*Problem details*.
Give the listing again exactly, omitting its images.

*Data section*.
==================================================
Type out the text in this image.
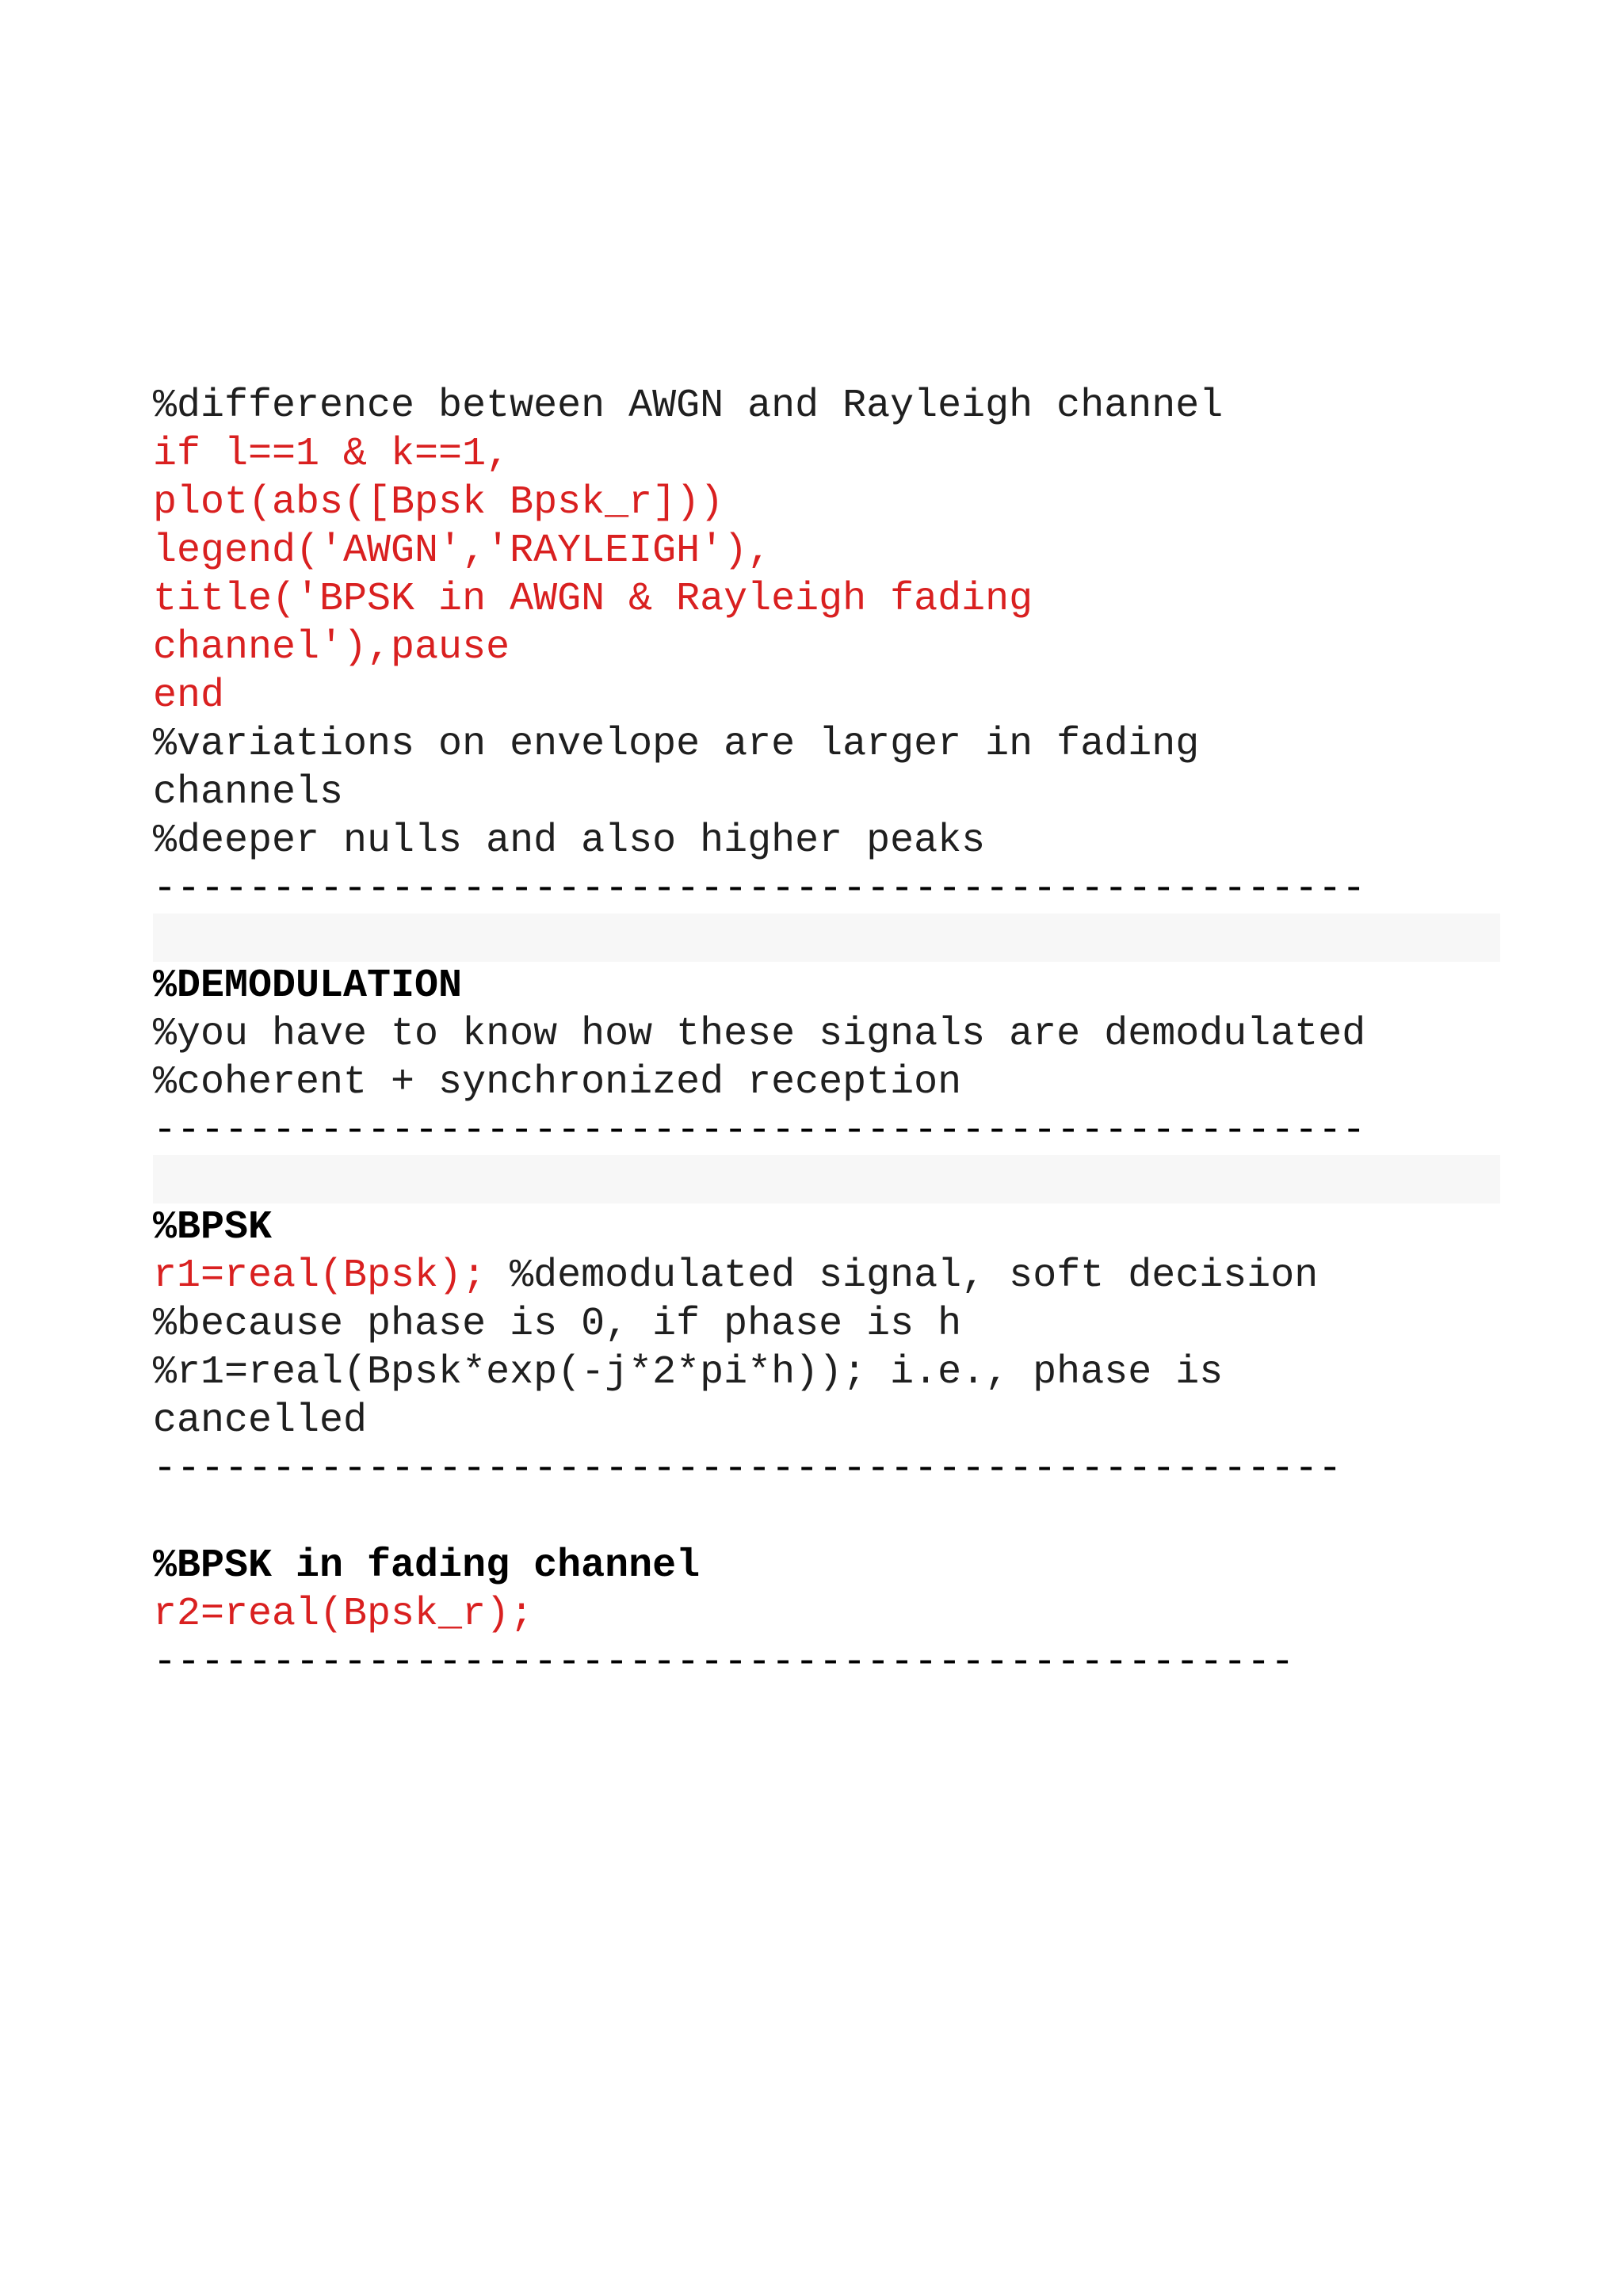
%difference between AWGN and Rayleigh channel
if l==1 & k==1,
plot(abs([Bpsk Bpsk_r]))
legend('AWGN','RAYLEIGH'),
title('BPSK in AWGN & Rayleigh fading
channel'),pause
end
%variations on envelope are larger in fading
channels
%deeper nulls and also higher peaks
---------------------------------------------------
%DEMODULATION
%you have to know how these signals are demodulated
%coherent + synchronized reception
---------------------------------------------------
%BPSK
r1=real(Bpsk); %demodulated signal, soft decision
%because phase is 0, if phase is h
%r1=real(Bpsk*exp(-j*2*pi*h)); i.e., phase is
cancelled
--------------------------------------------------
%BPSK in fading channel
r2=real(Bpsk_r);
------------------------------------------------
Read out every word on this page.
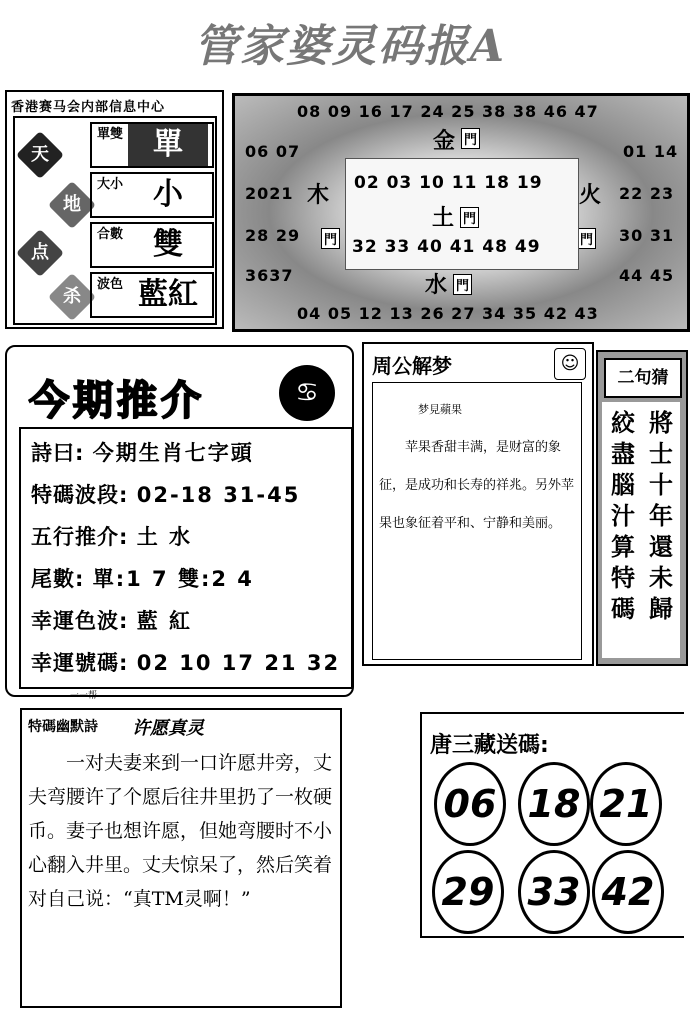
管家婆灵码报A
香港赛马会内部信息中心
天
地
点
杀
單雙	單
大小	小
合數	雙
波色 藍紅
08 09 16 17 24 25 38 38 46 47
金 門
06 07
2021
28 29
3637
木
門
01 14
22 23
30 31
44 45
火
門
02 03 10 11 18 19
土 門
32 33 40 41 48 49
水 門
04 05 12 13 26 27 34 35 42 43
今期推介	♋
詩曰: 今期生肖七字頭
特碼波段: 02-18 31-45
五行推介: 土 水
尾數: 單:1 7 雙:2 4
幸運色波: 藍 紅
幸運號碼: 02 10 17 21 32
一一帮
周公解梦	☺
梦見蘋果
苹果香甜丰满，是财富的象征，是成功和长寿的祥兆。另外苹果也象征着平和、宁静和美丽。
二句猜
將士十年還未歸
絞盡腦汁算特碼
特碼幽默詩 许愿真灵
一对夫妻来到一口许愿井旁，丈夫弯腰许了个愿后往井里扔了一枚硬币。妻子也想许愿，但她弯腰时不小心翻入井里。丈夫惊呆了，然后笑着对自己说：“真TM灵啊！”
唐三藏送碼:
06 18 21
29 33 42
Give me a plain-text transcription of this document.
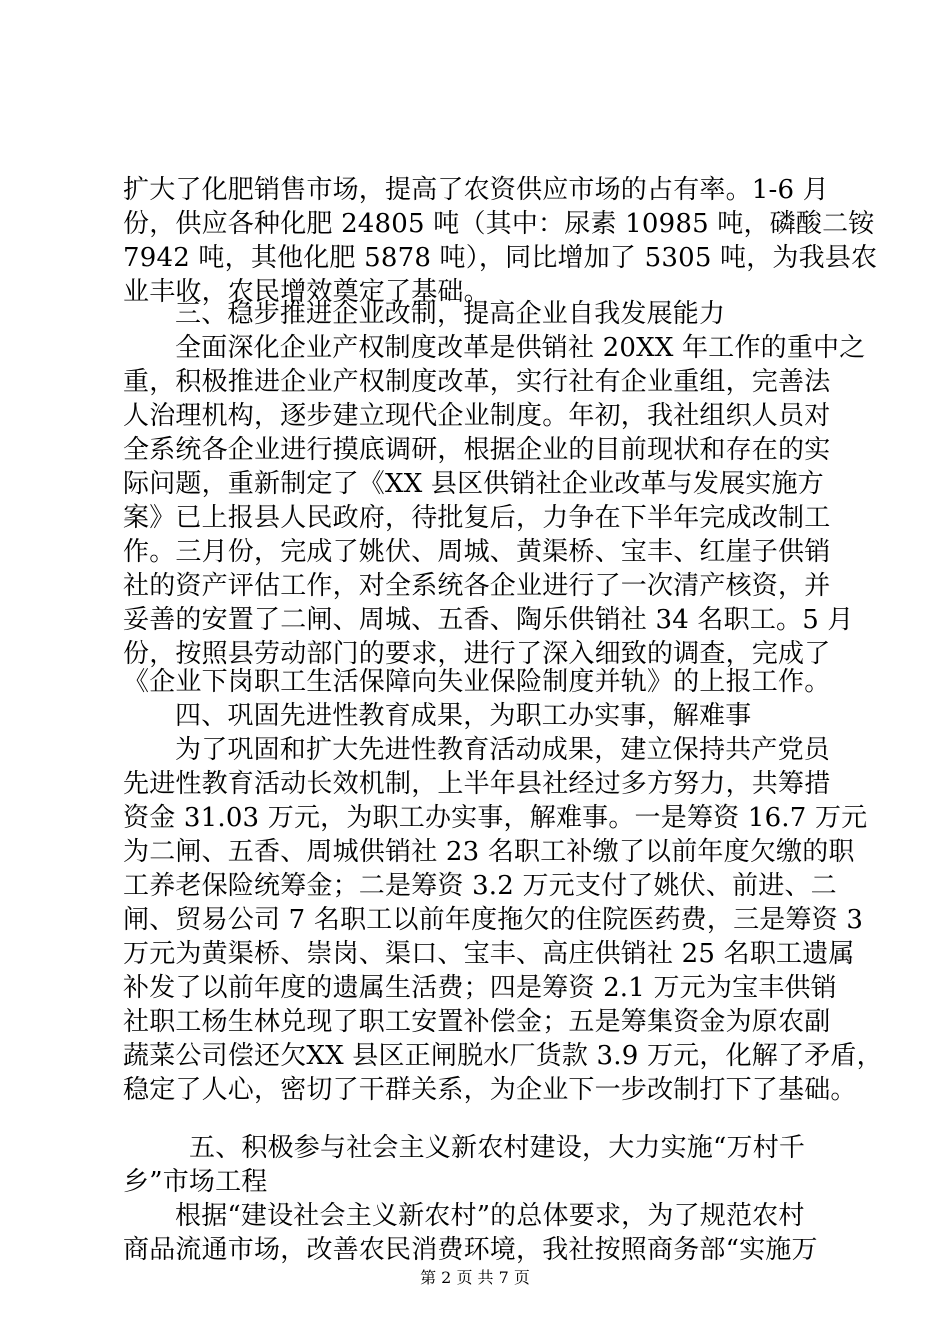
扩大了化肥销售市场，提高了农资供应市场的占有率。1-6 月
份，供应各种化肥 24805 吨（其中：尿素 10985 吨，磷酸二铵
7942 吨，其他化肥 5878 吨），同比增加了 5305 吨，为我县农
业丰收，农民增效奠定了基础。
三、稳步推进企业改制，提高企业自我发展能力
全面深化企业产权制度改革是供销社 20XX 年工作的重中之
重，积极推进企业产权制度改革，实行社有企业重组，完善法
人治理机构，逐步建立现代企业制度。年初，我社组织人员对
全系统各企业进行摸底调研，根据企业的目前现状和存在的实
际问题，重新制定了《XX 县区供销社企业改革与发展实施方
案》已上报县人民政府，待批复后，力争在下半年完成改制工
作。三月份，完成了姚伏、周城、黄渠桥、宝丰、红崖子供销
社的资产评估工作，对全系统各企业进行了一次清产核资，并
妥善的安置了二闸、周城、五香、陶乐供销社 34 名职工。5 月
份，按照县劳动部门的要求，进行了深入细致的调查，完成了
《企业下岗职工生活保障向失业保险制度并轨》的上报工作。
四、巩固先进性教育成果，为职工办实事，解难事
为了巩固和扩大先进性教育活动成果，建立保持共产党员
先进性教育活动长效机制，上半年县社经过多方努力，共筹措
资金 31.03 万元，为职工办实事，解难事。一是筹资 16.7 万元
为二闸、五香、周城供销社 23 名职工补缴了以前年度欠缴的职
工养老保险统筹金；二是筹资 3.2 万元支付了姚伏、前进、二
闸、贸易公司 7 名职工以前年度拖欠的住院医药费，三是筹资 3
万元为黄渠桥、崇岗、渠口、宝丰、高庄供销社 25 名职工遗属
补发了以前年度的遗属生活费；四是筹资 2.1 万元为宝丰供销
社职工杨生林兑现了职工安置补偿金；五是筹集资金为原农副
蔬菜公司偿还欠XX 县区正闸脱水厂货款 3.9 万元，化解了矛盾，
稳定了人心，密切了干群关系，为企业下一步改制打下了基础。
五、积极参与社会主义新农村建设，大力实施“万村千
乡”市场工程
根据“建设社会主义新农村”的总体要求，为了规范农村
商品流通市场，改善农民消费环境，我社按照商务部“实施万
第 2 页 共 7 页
==================================================
*Result*.
Type out the text in this image.
%difference between AWGN and Rayleigh channel
if l==1 & k==1,
plot(abs([Bpsk Bpsk_r]))
legend('AWGN','RAYLEIGH'),
title('BPSK in AWGN & Rayleigh fading
channel'),pause
end
%variations on envelope are larger in fading
channels
%deeper nulls and also higher peaks
---------------------------------------------------
%DEMODULATION
%you have to know how these signals are demodulated
%coherent + synchronized reception
---------------------------------------------------
%BPSK
r1=real(Bpsk); %demodulated signal, soft decision
%because phase is 0, if phase is h
%r1=real(Bpsk*exp(-j*2*pi*h)); i.e., phase is
cancelled
--------------------------------------------------
%BPSK in fading channel
r2=real(Bpsk_r);
------------------------------------------------
Read out every word on this page.
管家婆灵码报A
香港赛马会内部信息中心
天
地
点
杀
單雙	單
大小	小
合數	雙
波色 藍紅
08 09 16 17 24 25 38 38 46 47
金 門
06 07
2021
28 29
3637
木
門
01 14
22 23
30 31
44 45
火
門
02 03 10 11 18 19
土 門
32 33 40 41 48 49
水 門
04 05 12 13 26 27 34 35 42 43
今期推介	♋
詩曰: 今期生肖七字頭
特碼波段: 02-18 31-45
五行推介: 土 水
尾數: 單:1 7 雙:2 4
幸運色波: 藍 紅
幸運號碼: 02 10 17 21 32
一一帮
周公解梦	☺
梦見蘋果
苹果香甜丰满，是财富的象征，是成功和长寿的祥兆。另外苹果也象征着平和、宁静和美丽。
二句猜
將士十年還未歸
絞盡腦汁算特碼
特碼幽默詩 许愿真灵
一对夫妻来到一口许愿井旁，丈夫弯腰许了个愿后往井里扔了一枚硬币。妻子也想许愿，但她弯腰时不小心翻入井里。丈夫惊呆了，然后笑着对自己说：“真TM灵啊！”
唐三藏送碼:
06 18 21
29 33 42
Give me a plain-text transcription of this document.
扩大了化肥销售市场，提高了农资供应市场的占有率。1-6 月
份，供应各种化肥 24805 吨（其中：尿素 10985 吨，磷酸二铵
7942 吨，其他化肥 5878 吨），同比增加了 5305 吨，为我县农
业丰收，农民增效奠定了基础。
三、稳步推进企业改制，提高企业自我发展能力
全面深化企业产权制度改革是供销社 20XX 年工作的重中之
重，积极推进企业产权制度改革，实行社有企业重组，完善法
人治理机构，逐步建立现代企业制度。年初，我社组织人员对
全系统各企业进行摸底调研，根据企业的目前现状和存在的实
际问题，重新制定了《XX 县区供销社企业改革与发展实施方
案》已上报县人民政府，待批复后，力争在下半年完成改制工
作。三月份，完成了姚伏、周城、黄渠桥、宝丰、红崖子供销
社的资产评估工作，对全系统各企业进行了一次清产核资，并
妥善的安置了二闸、周城、五香、陶乐供销社 34 名职工。5 月
份，按照县劳动部门的要求，进行了深入细致的调查，完成了
《企业下岗职工生活保障向失业保险制度并轨》的上报工作。
四、巩固先进性教育成果，为职工办实事，解难事
为了巩固和扩大先进性教育活动成果，建立保持共产党员
先进性教育活动长效机制，上半年县社经过多方努力，共筹措
资金 31.03 万元，为职工办实事，解难事。一是筹资 16.7 万元
为二闸、五香、周城供销社 23 名职工补缴了以前年度欠缴的职
工养老保险统筹金；二是筹资 3.2 万元支付了姚伏、前进、二
闸、贸易公司 7 名职工以前年度拖欠的住院医药费，三是筹资 3
万元为黄渠桥、崇岗、渠口、宝丰、高庄供销社 25 名职工遗属
补发了以前年度的遗属生活费；四是筹资 2.1 万元为宝丰供销
社职工杨生林兑现了职工安置补偿金；五是筹集资金为原农副
蔬菜公司偿还欠XX 县区正闸脱水厂货款 3.9 万元，化解了矛盾，
稳定了人心，密切了干群关系，为企业下一步改制打下了基础。
五、积极参与社会主义新农村建设，大力实施“万村千
乡”市场工程
根据“建设社会主义新农村”的总体要求，为了规范农村
商品流通市场，改善农民消费环境，我社按照商务部“实施万
第 2 页 共 7 页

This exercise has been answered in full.